● **Supplied information**:
────────────────────

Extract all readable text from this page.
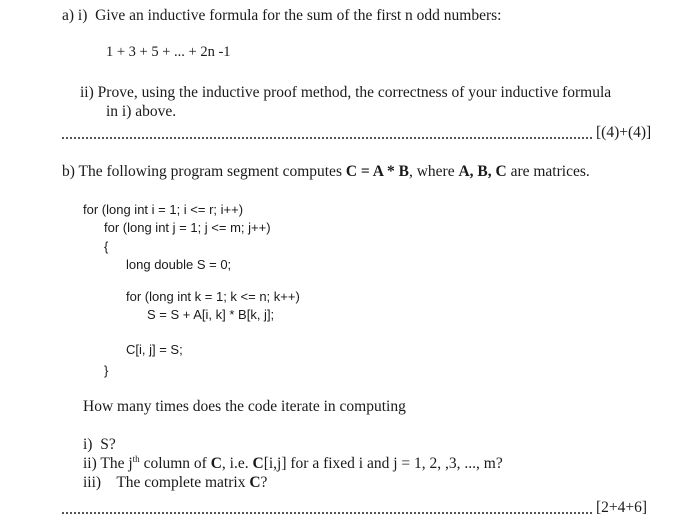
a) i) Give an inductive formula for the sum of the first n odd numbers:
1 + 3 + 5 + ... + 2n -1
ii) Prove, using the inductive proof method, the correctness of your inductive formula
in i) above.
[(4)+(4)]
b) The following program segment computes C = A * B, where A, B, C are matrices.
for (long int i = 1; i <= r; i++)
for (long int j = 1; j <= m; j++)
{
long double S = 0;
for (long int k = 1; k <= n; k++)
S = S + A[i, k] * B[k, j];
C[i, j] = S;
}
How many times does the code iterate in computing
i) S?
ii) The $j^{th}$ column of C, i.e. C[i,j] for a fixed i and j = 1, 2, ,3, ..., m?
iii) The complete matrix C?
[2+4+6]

────────────────────

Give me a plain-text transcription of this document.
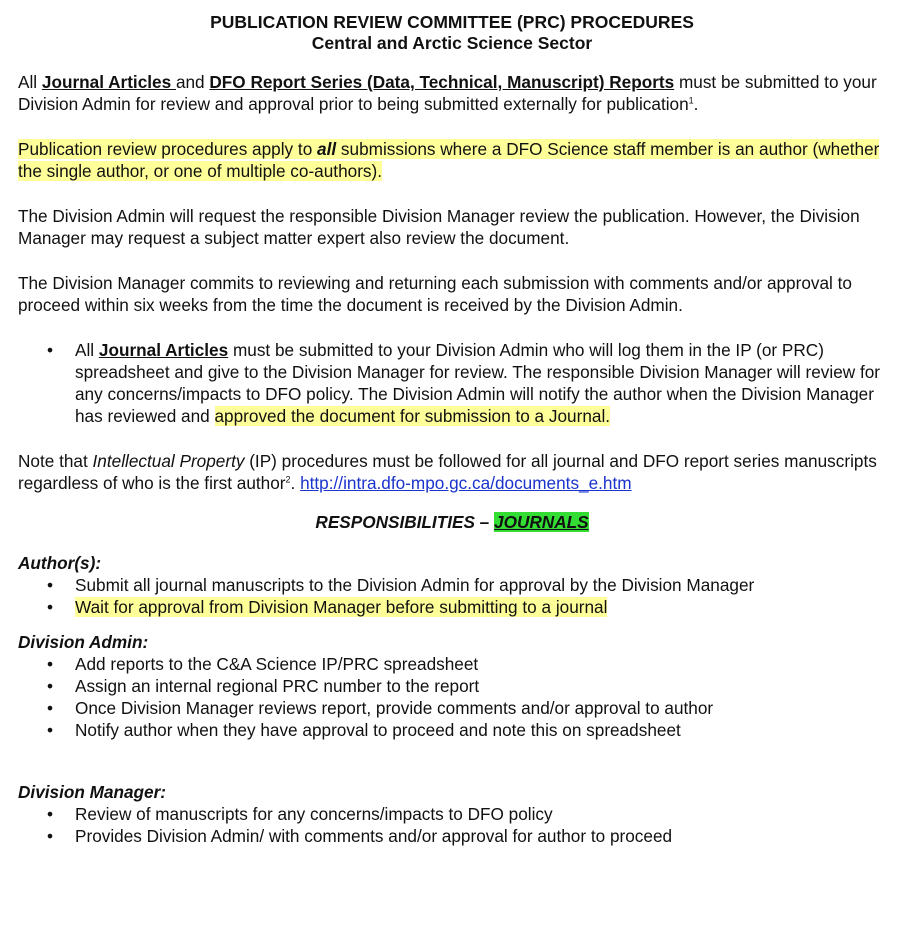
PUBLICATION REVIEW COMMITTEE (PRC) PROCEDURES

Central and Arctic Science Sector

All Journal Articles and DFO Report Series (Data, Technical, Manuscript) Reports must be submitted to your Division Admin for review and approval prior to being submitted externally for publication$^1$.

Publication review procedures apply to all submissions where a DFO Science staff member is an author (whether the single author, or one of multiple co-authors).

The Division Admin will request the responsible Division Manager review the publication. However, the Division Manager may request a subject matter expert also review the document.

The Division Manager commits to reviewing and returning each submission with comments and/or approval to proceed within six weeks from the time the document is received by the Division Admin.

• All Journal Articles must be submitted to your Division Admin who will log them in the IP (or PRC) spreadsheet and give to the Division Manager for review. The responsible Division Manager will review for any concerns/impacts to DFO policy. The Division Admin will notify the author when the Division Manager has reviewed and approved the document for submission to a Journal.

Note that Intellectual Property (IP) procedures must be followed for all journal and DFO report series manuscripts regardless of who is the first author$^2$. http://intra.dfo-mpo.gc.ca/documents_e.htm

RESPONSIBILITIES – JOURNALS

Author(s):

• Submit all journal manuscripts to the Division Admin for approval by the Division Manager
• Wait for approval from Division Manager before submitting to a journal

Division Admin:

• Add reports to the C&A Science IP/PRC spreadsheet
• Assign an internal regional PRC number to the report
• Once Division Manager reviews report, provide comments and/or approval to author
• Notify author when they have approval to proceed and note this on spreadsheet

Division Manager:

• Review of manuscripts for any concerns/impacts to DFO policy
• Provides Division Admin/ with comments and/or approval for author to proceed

────────────────────

Display every line of the listing that contains the string "spreadsheet".

● **Exercise result**:
• All Journal Articles must be submitted to your Division Admin who will log them in the IP (or PRC) spreadsheet and give to the Division Manager for review. The responsible Division Manager will review for any concerns/impacts to DFO policy. The Division Admin will notify the author when the Division Manager has reviewed and approved the document for submission to a Journal.
• Add reports to the C&A Science IP/PRC spreadsheet
• Notify author when they have approval to proceed and note this on spreadsheet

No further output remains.